STATED EXERCISE
Emit the entire listing verbatim.

INPUT
— START —

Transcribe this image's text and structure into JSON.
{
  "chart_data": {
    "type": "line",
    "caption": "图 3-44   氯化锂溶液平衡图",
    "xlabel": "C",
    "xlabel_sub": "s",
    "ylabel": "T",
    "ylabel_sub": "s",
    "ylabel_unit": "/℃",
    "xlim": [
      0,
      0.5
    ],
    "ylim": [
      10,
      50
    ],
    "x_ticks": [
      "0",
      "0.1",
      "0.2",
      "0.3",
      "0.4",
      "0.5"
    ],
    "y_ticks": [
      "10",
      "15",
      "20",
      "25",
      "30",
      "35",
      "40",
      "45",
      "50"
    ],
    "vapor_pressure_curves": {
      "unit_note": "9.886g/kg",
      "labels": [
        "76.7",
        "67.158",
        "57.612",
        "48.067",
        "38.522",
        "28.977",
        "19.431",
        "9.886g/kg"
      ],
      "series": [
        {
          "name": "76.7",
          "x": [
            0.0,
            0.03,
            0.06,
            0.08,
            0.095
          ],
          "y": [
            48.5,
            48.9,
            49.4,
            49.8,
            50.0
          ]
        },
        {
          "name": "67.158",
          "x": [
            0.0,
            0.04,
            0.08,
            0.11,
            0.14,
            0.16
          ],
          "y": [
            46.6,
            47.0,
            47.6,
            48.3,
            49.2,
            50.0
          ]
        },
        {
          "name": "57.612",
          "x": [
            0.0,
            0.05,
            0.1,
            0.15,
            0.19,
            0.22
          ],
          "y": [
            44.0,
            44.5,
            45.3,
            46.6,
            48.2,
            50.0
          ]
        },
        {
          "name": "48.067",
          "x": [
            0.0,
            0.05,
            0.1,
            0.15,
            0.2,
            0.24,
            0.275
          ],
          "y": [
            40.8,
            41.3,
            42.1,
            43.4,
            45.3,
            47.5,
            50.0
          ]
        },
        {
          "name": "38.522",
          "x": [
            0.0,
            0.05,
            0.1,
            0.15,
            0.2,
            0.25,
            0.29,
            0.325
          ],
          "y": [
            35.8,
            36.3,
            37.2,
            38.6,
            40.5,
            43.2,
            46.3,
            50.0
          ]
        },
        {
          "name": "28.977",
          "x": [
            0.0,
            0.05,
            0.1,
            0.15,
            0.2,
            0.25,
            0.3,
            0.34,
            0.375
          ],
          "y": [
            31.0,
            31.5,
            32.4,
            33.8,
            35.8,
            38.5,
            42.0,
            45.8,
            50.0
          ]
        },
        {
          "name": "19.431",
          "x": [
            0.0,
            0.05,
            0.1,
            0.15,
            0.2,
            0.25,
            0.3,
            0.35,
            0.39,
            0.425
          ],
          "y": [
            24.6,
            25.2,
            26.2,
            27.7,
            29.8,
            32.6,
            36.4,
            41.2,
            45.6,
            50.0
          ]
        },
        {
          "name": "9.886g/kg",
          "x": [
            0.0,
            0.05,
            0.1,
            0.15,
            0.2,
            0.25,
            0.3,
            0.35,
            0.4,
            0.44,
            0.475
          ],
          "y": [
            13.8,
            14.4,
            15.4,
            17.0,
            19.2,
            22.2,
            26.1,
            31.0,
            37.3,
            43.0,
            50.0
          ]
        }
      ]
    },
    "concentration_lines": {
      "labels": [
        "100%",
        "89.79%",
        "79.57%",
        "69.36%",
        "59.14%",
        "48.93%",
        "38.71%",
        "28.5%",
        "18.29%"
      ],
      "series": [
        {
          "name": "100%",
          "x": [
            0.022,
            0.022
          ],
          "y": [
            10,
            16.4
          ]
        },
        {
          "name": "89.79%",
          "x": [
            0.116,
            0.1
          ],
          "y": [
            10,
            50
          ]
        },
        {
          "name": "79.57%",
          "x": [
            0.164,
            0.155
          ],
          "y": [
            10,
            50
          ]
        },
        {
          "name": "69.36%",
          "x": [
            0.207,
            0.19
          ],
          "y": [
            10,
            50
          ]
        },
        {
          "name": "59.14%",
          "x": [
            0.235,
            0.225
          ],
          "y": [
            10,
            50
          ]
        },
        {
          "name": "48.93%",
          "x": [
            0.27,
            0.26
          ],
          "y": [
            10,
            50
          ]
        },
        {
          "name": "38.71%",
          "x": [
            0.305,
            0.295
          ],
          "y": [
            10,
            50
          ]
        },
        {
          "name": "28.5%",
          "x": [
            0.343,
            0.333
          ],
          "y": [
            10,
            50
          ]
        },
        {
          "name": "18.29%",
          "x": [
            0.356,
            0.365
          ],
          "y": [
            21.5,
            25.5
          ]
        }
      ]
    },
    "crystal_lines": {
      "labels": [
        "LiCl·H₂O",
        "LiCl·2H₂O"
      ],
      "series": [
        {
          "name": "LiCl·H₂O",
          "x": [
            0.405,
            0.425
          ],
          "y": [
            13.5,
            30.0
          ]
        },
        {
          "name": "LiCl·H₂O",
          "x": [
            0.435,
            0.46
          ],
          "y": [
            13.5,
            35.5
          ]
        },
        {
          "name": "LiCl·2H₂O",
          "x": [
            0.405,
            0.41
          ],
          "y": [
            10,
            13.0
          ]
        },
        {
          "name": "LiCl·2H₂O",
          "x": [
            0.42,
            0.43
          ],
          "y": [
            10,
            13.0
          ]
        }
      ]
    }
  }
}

— END —

SOLUTION FOR THIS PROBLEM
Transcribe this image's text and structure into JSON.
{
  "chart_data": {
    "type": "line",
    "caption": "图 3-44   氯化锂溶液平衡图",
    "xlabel": "C",
    "xlabel_sub": "s",
    "ylabel": "T",
    "ylabel_sub": "s",
    "ylabel_unit": "/℃",
    "xlim": [
      0,
      0.5
    ],
    "ylim": [
      10,
      50
    ],
    "x_ticks": [
      "0",
      "0.1",
      "0.2",
      "0.3",
      "0.4",
      "0.5"
    ],
    "y_ticks": [
      "10",
      "15",
      "20",
      "25",
      "30",
      "35",
      "40",
      "45",
      "50"
    ],
    "vapor_pressure_curves": {
      "unit_note": "9.886g/kg",
      "labels": [
        "76.7",
        "67.158",
        "57.612",
        "48.067",
        "38.522",
        "28.977",
        "19.431",
        "9.886g/kg"
      ],
      "series": [
        {
          "name": "76.7",
          "x": [
            0.0,
            0.03,
            0.06,
            0.08,
            0.095
          ],
          "y": [
            48.5,
            48.9,
            49.4,
            49.8,
            50.0
          ]
        },
        {
          "name": "67.158",
          "x": [
            0.0,
            0.04,
            0.08,
            0.11,
            0.14,
            0.16
          ],
          "y": [
            46.6,
            47.0,
            47.6,
            48.3,
            49.2,
            50.0
          ]
        },
        {
          "name": "57.612",
          "x": [
            0.0,
            0.05,
            0.1,
            0.15,
            0.19,
            0.22
          ],
          "y": [
            44.0,
            44.5,
            45.3,
            46.6,
            48.2,
            50.0
          ]
        },
        {
          "name": "48.067",
          "x": [
            0.0,
            0.05,
            0.1,
            0.15,
            0.2,
            0.24,
            0.275
          ],
          "y": [
            40.8,
            41.3,
            42.1,
            43.4,
            45.3,
            47.5,
            50.0
          ]
        },
        {
          "name": "38.522",
          "x": [
            0.0,
            0.05,
            0.1,
            0.15,
            0.2,
            0.25,
            0.29,
            0.325
          ],
          "y": [
            35.8,
            36.3,
            37.2,
            38.6,
            40.5,
            43.2,
            46.3,
            50.0
          ]
        },
        {
          "name": "28.977",
          "x": [
            0.0,
            0.05,
            0.1,
            0.15,
            0.2,
            0.25,
            0.3,
            0.34,
            0.375
          ],
          "y": [
            31.0,
            31.5,
            32.4,
            33.8,
            35.8,
            38.5,
            42.0,
            45.8,
            50.0
          ]
        },
        {
          "name": "19.431",
          "x": [
            0.0,
            0.05,
            0.1,
            0.15,
            0.2,
            0.25,
            0.3,
            0.35,
            0.39,
            0.425
          ],
          "y": [
            24.6,
            25.2,
            26.2,
            27.7,
            29.8,
            32.6,
            36.4,
            41.2,
            45.6,
            50.0
          ]
        },
        {
          "name": "9.886g/kg",
          "x": [
            0.0,
            0.05,
            0.1,
            0.15,
            0.2,
            0.25,
            0.3,
            0.35,
            0.4,
            0.44,
            0.475
          ],
          "y": [
            13.8,
            14.4,
            15.4,
            17.0,
            19.2,
            22.2,
            26.1,
            31.0,
            37.3,
            43.0,
            50.0
          ]
        }
      ]
    },
    "concentration_lines": {
      "labels": [
        "100%",
        "89.79%",
        "79.57%",
        "69.36%",
        "59.14%",
        "48.93%",
        "38.71%",
        "28.5%",
        "18.29%"
      ],
      "series": [
        {
          "name": "100%",
          "x": [
            0.022,
            0.022
          ],
          "y": [
            10,
            16.4
          ]
        },
        {
          "name": "89.79%",
          "x": [
            0.116,
            0.1
          ],
          "y": [
            10,
            50
          ]
        },
        {
          "name": "79.57%",
          "x": [
            0.164,
            0.155
          ],
          "y": [
            10,
            50
          ]
        },
        {
          "name": "69.36%",
          "x": [
            0.207,
            0.19
          ],
          "y": [
            10,
            50
          ]
        },
        {
          "name": "59.14%",
          "x": [
            0.235,
            0.225
          ],
          "y": [
            10,
            50
          ]
        },
        {
          "name": "48.93%",
          "x": [
            0.27,
            0.26
          ],
          "y": [
            10,
            50
          ]
        },
        {
          "name": "38.71%",
          "x": [
            0.305,
            0.295
          ],
          "y": [
            10,
            50
          ]
        },
        {
          "name": "28.5%",
          "x": [
            0.343,
            0.333
          ],
          "y": [
            10,
            50
          ]
        },
        {
          "name": "18.29%",
          "x": [
            0.356,
            0.365
          ],
          "y": [
            21.5,
            25.5
          ]
        }
      ]
    },
    "crystal_lines": {
      "labels": [
        "LiCl·H₂O",
        "LiCl·2H₂O"
      ],
      "series": [
        {
          "name": "LiCl·H₂O",
          "x": [
            0.405,
            0.425
          ],
          "y": [
            13.5,
            30.0
          ]
        },
        {
          "name": "LiCl·H₂O",
          "x": [
            0.435,
            0.46
          ],
          "y": [
            13.5,
            35.5
          ]
        },
        {
          "name": "LiCl·2H₂O",
          "x": [
            0.405,
            0.41
          ],
          "y": [
            10,
            13.0
          ]
        },
        {
          "name": "LiCl·2H₂O",
          "x": [
            0.42,
            0.43
          ],
          "y": [
            10,
            13.0
          ]
        }
      ]
    }
  }
}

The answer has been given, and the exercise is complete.